**Task prompt**
Find every line in the records that holds the string "Gaec". Copy each one.

**Data**
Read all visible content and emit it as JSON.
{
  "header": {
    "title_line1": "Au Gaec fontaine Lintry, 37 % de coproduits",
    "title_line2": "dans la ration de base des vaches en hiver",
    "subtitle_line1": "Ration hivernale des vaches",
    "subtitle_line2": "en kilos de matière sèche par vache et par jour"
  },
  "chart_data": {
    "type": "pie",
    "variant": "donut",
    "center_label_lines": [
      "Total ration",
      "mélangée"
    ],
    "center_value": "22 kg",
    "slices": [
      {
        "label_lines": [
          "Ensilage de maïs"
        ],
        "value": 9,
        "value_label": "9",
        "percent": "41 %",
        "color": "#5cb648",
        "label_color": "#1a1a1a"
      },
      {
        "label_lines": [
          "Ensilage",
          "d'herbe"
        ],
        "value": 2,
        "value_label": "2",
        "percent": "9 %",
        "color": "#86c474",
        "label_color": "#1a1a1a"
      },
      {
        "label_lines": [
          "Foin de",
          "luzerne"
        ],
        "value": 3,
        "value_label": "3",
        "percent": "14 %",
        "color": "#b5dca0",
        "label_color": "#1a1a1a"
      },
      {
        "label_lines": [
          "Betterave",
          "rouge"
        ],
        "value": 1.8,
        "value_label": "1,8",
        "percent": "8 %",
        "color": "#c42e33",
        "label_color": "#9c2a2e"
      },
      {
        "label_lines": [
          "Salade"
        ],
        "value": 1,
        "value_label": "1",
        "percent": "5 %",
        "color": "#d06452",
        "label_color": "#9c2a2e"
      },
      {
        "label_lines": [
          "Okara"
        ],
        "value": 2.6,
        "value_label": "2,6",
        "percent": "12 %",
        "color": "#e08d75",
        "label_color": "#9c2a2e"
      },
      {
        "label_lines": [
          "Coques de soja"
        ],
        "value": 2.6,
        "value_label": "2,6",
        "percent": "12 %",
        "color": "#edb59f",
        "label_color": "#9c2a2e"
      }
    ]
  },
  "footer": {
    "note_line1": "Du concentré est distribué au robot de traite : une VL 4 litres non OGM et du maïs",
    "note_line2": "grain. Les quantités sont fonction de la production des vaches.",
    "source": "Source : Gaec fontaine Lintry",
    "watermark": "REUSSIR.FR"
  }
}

**Task response**
    "title_line1": "Au Gaec fontaine Lintry, 37 % de coproduits",
    "source": "Source : Gaec fontaine Lintry",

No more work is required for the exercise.